§ Instructions for the task
Every record here needs to be written out again exactly.

(Records excerpted from a collection)
────────────────

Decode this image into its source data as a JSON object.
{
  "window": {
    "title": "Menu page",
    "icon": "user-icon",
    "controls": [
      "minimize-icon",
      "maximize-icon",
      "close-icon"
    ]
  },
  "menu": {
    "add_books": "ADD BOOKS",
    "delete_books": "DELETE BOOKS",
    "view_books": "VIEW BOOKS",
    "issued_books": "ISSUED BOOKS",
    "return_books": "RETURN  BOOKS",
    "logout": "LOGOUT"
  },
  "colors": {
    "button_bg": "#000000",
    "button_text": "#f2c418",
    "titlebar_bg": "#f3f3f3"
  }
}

────────────────

§ Response to the exercise
Decode this image into its source data as a JSON object.
{
  "window": {
    "title": "Menu page",
    "icon": "user-icon",
    "controls": [
      "minimize-icon",
      "maximize-icon",
      "close-icon"
    ]
  },
  "menu": {
    "add_books": "ADD BOOKS",
    "delete_books": "DELETE BOOKS",
    "view_books": "VIEW BOOKS",
    "issued_books": "ISSUED BOOKS",
    "return_books": "RETURN  BOOKS",
    "logout": "LOGOUT"
  },
  "colors": {
    "button_bg": "#000000",
    "button_text": "#f2c418",
    "titlebar_bg": "#f3f3f3"
  }
}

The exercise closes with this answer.